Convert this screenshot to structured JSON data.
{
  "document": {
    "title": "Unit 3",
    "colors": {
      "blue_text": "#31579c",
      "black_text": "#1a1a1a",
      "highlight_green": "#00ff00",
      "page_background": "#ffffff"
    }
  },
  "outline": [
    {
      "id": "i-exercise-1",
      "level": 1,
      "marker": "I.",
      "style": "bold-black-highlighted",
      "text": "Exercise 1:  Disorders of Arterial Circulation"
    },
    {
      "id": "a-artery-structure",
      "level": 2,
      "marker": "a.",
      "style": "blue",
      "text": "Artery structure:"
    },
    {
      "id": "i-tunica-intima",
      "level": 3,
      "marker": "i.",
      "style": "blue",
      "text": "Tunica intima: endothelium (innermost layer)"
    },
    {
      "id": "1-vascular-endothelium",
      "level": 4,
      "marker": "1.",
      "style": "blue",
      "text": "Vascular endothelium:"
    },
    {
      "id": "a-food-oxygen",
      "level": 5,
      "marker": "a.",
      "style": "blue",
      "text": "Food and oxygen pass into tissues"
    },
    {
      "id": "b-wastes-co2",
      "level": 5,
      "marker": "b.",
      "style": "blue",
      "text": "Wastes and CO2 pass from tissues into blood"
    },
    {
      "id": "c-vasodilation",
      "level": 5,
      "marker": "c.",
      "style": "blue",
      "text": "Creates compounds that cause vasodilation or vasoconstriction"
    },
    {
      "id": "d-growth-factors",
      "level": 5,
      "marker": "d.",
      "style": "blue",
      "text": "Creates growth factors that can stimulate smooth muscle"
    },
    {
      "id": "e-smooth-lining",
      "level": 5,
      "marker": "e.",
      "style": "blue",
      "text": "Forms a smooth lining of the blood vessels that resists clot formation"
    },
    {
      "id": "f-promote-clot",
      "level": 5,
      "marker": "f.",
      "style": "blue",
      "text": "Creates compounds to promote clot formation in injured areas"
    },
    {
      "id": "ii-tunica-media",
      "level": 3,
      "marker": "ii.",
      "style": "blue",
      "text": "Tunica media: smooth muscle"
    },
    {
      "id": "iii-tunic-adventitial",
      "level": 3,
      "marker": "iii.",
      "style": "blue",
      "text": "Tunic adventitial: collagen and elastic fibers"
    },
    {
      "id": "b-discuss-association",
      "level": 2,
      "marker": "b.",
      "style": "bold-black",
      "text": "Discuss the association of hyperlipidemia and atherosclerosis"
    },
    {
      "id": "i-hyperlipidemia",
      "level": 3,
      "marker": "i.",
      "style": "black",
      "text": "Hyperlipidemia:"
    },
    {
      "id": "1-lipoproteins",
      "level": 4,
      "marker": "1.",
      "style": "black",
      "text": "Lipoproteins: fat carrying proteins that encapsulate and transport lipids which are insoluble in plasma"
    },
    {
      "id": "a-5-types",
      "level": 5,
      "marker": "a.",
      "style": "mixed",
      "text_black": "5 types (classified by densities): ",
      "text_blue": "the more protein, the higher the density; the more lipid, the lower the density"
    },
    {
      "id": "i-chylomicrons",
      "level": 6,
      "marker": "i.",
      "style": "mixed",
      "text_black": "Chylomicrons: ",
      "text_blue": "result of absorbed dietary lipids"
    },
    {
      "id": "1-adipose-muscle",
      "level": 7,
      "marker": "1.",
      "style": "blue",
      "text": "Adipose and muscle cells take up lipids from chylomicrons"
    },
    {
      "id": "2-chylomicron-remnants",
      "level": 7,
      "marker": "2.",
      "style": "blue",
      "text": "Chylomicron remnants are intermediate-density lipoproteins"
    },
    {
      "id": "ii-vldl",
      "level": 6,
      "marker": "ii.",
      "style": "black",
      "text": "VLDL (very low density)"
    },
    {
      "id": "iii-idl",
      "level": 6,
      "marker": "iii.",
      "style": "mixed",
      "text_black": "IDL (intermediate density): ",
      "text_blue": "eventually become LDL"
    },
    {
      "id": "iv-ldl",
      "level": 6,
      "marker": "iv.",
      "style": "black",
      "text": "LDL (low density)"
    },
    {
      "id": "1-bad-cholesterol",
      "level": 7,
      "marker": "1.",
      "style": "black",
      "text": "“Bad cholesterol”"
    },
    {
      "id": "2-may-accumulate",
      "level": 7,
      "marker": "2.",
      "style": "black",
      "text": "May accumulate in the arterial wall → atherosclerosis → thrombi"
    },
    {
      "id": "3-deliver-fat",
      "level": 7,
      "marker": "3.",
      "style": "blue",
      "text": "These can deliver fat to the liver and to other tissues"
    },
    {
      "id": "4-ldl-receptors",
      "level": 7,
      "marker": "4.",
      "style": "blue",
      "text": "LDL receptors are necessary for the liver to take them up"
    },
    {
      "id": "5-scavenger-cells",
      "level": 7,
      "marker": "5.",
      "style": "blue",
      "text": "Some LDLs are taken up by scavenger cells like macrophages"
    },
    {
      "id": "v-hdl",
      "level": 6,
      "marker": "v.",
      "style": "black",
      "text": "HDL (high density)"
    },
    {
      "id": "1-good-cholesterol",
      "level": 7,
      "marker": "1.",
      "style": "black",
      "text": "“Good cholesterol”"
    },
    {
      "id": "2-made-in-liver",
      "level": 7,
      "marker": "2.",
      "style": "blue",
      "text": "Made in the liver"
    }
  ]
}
_ _ _
WHAT TO WORK ON
Every line above that includes the string "intermediate" needs to be copied.

RESULT
      "text": "Chylomicron remnants are intermediate-density lipoproteins"
      "text_black": "IDL (intermediate density): ",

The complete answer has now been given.